▶ Task set
1. Print everything in the article on workplace writing from "BLOOMINGTON, Ill. - R." down to "hash of it.".
2. Carry on the article about poor writing in workplace e-mail, picking up right after its last sentence.

▶ Excerpted text
Posted on 12/07/2004 12:34:40 AM PST by Cincinatus' Wife

BLOOMINGTON, Ill. - R. Craig Hogan, a former university professor who heads an online school for business writing here, received an anguished e-mail message recently from a prospective student.

"i need help," said the message, which was devoid of punctuation. "i am writing a essay on writing i work for this company and my boss want me to help improve the workers writing skills can yall help me with some information thank you".

Hundreds of inquiries from managers and executives seeking to improve their own or their workers' writing pop into Dr. Hogan's computer in-basket each month, he says, describing a number that has surged as e-mail has replaced the phone for much workplace communication. Millions of employees must write more frequently on the job than previously. And many are making a hash of it.

"E-mail is a party to which English teachers have not been invited," Dr. Hogan said. "It has companies tearing their hair out."

A recent survey of 120 American corporations reached a similar conclusion. The study, by the National Commission on Writing, a panel established by the College Board, concluded that a third of employees in the nation's blue-chip companies wrote poorly and that businesses were spending as much as $3.1 billion annually on remedial training. B The problem shows up not only in e-mail but also in reports and other texts, the commission said.

"It's not that companies want to hire Tolstoy," said Susan Traiman, a director at the Business Roundtable, an association of leading chief executives whose corporations were surveyed in the study. "But they need people who can write clearly, and many employees and applicants fall short of that standard."

Millions of inscrutable e-mail messages are clogging corporate computers by setting off requests for clarification, and many of the requests, in turn, are also chaotically written, resulting in whole cycles of confusion.

Here is one from a systems analyst to her supervisor at a high-tech corporation based in Palo Alto, Calif.: "I updated the Status report for the four discrepancies Lennie forward us via e-mail (they in Barry file).. to make sure my logic was correct It seems we provide Murray with incorrect information ... However after verifying controls on JBL - JBL has the indicator as B ???? - I wanted to make sure with the recent changes - I processed today - before Murray make the changes again on the mainframe to 'C'."

The incoherence of that message persuaded the analyst's employers that she needed remedial training.

"The more electronic and global we get, the less important the spoken word has become, and in e-mail clarity is critical," said Sean Phillips, recruitment director at another Silicon Valley corporation, Applera, a supplier of equipment for life science research, where most employees have advanced degrees. "Considering how highly educated our people are, many can't write clearly in their day-to-day work."

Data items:
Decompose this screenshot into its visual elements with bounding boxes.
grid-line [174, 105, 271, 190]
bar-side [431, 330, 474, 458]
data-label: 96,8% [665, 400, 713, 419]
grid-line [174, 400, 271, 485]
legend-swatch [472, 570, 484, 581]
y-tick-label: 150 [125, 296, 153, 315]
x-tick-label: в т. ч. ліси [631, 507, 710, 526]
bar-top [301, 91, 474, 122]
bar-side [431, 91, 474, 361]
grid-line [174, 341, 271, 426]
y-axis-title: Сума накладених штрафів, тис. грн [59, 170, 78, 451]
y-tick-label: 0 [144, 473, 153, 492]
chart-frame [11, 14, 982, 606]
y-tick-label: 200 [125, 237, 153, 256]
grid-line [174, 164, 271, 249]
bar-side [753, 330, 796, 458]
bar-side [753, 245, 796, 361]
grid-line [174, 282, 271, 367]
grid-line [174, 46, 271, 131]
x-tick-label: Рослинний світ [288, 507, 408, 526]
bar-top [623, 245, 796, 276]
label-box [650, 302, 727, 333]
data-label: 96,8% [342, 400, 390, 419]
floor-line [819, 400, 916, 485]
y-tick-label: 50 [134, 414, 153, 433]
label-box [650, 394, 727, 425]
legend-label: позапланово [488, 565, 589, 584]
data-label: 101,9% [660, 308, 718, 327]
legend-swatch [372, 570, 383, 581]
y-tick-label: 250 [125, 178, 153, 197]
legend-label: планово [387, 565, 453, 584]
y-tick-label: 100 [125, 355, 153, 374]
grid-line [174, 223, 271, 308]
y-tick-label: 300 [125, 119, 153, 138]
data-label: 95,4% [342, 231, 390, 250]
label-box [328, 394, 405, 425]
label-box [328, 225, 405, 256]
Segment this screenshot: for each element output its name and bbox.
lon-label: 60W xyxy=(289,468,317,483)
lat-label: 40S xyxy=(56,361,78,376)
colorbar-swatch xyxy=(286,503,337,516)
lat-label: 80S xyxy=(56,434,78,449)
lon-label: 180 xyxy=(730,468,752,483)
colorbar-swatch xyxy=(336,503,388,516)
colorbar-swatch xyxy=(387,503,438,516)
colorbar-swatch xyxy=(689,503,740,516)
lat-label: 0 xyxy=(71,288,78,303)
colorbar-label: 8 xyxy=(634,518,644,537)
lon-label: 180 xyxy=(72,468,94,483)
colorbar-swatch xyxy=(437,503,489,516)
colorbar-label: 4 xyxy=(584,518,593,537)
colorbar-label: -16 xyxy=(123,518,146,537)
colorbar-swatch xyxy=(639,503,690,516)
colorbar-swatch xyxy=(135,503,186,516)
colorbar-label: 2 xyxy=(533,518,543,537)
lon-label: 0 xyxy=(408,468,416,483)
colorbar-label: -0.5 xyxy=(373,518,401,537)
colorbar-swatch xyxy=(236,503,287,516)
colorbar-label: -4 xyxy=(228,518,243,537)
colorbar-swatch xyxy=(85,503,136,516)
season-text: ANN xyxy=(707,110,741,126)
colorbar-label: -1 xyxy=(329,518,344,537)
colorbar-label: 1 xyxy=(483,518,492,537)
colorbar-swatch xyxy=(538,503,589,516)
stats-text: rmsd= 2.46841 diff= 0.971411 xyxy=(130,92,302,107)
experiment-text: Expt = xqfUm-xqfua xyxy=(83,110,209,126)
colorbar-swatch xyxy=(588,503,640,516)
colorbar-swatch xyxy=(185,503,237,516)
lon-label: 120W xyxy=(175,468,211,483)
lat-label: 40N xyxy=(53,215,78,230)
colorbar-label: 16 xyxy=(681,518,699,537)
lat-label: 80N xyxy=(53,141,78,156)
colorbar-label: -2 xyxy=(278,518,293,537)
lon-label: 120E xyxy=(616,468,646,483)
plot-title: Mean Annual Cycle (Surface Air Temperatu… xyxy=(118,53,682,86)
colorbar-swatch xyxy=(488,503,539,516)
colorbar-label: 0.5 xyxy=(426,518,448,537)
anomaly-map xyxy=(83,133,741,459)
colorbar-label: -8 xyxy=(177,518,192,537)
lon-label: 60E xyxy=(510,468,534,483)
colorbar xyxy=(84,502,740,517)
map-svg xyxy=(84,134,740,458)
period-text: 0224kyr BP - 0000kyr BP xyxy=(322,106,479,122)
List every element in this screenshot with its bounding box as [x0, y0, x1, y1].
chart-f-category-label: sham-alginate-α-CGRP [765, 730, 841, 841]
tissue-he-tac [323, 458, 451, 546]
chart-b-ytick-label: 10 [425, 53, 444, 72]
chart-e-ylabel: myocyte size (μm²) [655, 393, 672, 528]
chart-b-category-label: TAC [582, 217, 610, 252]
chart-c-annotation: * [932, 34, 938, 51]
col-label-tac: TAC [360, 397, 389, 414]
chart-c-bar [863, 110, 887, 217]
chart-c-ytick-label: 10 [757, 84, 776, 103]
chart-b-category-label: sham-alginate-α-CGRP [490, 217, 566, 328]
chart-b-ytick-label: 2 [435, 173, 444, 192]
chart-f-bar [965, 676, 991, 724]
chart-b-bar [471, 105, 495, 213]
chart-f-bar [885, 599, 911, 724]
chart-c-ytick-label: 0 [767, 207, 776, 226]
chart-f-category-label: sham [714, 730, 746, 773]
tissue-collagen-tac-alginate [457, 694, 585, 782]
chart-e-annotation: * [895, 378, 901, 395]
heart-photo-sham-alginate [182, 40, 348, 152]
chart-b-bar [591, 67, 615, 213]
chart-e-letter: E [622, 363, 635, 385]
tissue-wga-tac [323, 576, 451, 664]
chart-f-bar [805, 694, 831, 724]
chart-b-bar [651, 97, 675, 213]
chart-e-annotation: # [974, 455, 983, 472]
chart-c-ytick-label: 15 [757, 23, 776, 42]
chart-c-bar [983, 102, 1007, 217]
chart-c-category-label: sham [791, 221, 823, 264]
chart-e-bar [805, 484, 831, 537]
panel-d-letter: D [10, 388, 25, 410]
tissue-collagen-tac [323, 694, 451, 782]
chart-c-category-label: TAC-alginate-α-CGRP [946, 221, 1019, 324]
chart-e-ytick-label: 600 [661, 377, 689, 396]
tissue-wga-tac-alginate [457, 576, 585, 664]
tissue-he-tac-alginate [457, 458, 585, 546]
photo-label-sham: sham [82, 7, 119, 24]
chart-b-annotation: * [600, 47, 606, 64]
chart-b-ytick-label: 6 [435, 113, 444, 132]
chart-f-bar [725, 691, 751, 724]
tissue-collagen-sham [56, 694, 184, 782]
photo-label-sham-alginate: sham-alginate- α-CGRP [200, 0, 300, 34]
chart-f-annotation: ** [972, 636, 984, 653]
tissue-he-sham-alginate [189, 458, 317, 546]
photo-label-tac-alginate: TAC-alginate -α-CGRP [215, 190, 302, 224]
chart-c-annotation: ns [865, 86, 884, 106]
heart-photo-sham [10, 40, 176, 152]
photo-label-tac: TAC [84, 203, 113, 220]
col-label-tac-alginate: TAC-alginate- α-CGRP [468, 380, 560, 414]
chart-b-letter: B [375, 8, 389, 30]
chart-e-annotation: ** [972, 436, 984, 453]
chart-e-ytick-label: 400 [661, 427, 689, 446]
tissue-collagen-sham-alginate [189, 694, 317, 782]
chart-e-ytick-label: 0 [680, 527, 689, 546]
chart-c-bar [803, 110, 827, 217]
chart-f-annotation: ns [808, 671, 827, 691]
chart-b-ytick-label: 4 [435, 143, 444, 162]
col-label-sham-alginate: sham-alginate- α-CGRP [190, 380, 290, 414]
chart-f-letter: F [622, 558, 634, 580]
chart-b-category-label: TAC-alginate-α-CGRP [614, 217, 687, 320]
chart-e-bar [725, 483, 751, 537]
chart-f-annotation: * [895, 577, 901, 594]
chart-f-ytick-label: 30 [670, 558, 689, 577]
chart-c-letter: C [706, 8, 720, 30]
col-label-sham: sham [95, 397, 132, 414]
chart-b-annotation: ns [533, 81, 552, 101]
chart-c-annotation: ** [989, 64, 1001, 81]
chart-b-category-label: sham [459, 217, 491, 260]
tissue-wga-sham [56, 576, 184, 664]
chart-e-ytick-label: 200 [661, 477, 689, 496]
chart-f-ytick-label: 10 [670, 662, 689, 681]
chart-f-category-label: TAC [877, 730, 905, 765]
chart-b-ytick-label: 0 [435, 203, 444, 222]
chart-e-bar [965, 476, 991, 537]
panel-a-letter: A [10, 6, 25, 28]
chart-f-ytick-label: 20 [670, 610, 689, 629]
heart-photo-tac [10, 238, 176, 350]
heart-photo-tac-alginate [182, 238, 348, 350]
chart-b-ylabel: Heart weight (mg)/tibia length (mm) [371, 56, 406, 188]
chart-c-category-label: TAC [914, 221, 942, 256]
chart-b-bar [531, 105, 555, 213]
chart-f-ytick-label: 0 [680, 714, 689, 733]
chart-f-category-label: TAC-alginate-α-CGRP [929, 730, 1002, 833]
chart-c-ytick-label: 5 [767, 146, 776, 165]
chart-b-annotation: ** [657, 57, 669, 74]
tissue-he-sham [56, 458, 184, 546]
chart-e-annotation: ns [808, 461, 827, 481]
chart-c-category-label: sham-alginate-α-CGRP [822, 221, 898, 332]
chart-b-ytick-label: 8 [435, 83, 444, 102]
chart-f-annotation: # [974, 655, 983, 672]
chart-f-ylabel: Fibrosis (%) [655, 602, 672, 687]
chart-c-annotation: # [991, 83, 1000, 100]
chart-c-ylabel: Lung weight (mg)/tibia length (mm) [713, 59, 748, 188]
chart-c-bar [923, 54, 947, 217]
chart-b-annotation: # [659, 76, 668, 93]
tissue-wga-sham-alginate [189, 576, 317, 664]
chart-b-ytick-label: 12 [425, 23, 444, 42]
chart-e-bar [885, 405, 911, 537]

▶ Numbered answers
1.
BLOOMINGTON, Ill. - R. Craig Hogan, a former university professor who heads an online school for business writing here, received an anguished e-mail message recently from a prospective student.

"i need help," said the message, which was devoid of punctuation. "i am writing a essay on writing i work for this company and my boss want me to help improve the workers writing skills can yall help me with some information thank you".

Hundreds of inquiries from managers and executives seeking to improve their own or their workers' writing pop into Dr. Hogan's computer in-basket each month, he says, describing a number that has surged as e-mail has replaced the phone for much workplace communication. Millions of employees must write more frequently on the job than previously. And many are making a hash of it.

2.
Some $2.9 billion of the $3.1 billion the National Commission on Writing estimates that corporations spend each year on remedial training goes to help current employees, with the rest spent on new hires. The corporations surveyed were in the mining, construction, manufacturing, transportation, finance, insurance, real estate and service industries, but not in wholesale, retail, agriculture, forestry or fishing, the commission said. Nor did the estimate include spending by government agencies to improve the writing of public servants.

An entire educational industry has developed to offer remedial writing instruction to adults, with hundreds of public and private universities, for-profit schools and freelance teachers offering evening classes as well as workshops, video and online courses in business and technical writing.

Kathy Keenan, a onetime legal proofreader who teaches business writing at the University of California Extension, Santa Cruz, said she sought to dissuade students from sending business messages in the crude shorthand they learned to tap out on their pagers as teenagers.

"hI KATHY i am sending u the assignmnet again," one student wrote to her recently. "i had sent you the assignment earlier but i didnt get a respond. If u get this assgnment could u please respond . thanking u for ur cooperation."

Most of her students are midcareer professionals in high-tech industries, Ms. Keenan said.

The Sharonview Federal Credit Union in Charlotte, N.C., asked about 15 employees to take a remedial writing course. Angela Tate, a mortgage processor, said the course eventually bolstered her confidence in composing e-mail, which has replaced much work she previously did by phone, but it was a daunting experience, since she had been out of school for years. "It was a challenge all the way through," Ms. Tate said.

Even C.E.O.'s need writing help, said Roger S. Peterson, a freelance writer in Rocklin, Calif., who frequently coaches executives. "Many of these guys write in inflated language that desperately needs a laxative," Mr. Peterson said, and not a few are defensive. "They're in denial, and who's going to argue with the boss?"

But some realize their shortcomings and pay Mr. Peterson to help them improve. Don Morrison, a onetime auditor at Deloitte & Touche who has built a successful consulting business, is among them.

"I was too wordy," Mr. Morrison said. "I liked long, convoluted passages rather than simple four-word sentences. And I had a predilection for underlining words and throwing in multiple exclamation points. Finally Roger threatened to rip the exclamation key off my keyboard."

Exclamation points were an issue when Linda Landis Andrews, who teaches at the University of Illinois at Chicago, led a workshop in May for midcareer executives at an automotive corporation based in the Midwest. Their exasperated supervisor had insisted that the men improve their writing.

"I get a memo from them and cannot figure out what they're trying to say," the supervisor wrote Ms. Andrews.

When at her request the executives produced letters they had written to a supplier who had failed to deliver parts on time, she was horrified to see that tone-deaf writing had turned a minor business snarl into a corporate confrontation moving toward litigation.

"They had allowed a hostile tone to creep into the letters," she said. "They didn't seem to understand that those letters were just toxic."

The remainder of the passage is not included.